Leave out the pictures and copy everything else in the entries exactly.

--

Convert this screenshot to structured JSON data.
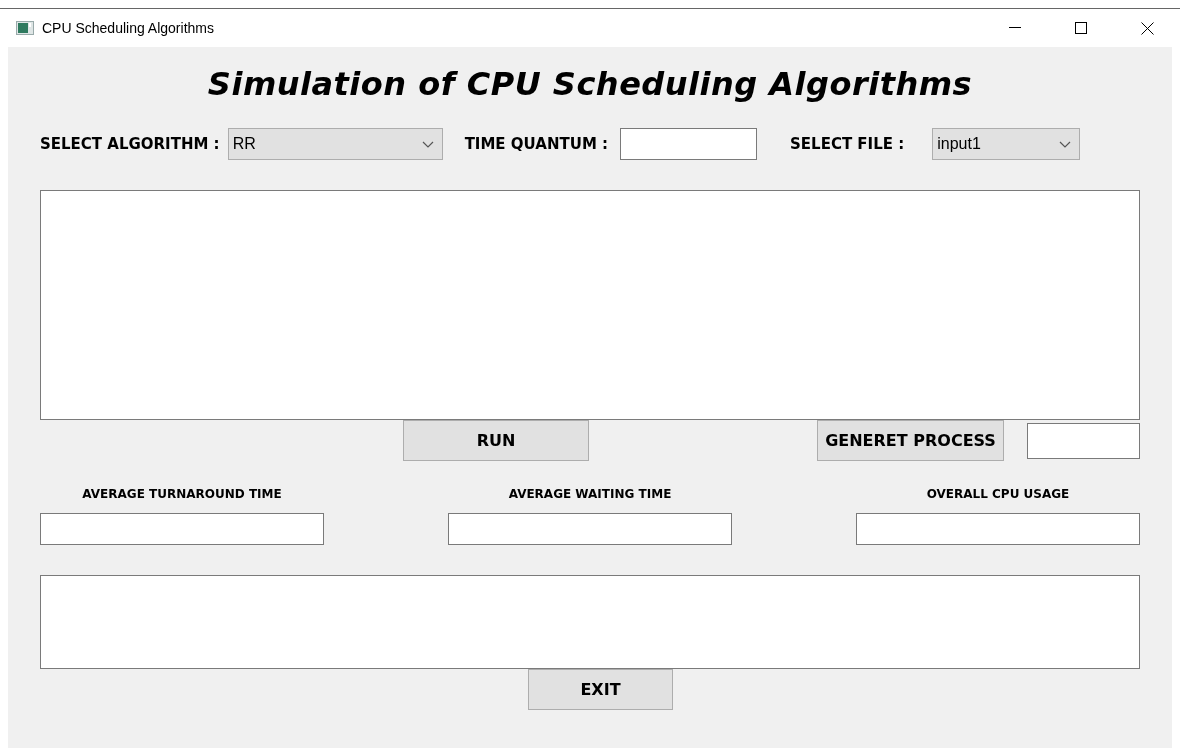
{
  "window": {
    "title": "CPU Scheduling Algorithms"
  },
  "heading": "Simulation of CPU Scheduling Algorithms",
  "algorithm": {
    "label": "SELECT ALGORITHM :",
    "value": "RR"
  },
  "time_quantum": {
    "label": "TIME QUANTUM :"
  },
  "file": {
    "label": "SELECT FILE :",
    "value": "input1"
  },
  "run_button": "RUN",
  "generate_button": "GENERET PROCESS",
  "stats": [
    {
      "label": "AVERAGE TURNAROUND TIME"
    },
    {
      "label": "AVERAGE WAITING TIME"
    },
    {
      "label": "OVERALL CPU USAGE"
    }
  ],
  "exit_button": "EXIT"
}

--

[Task response]
Convert this screenshot to structured JSON data.
{
  "window": {
    "title": "CPU Scheduling Algorithms"
  },
  "heading": "Simulation of CPU Scheduling Algorithms",
  "algorithm": {
    "label": "SELECT ALGORITHM :",
    "value": "RR"
  },
  "time_quantum": {
    "label": "TIME QUANTUM :"
  },
  "file": {
    "label": "SELECT FILE :",
    "value": "input1"
  },
  "run_button": "RUN",
  "generate_button": "GENERET PROCESS",
  "stats": [
    {
      "label": "AVERAGE TURNAROUND TIME"
    },
    {
      "label": "AVERAGE WAITING TIME"
    },
    {
      "label": "OVERALL CPU USAGE"
    }
  ],
  "exit_button": "EXIT"
}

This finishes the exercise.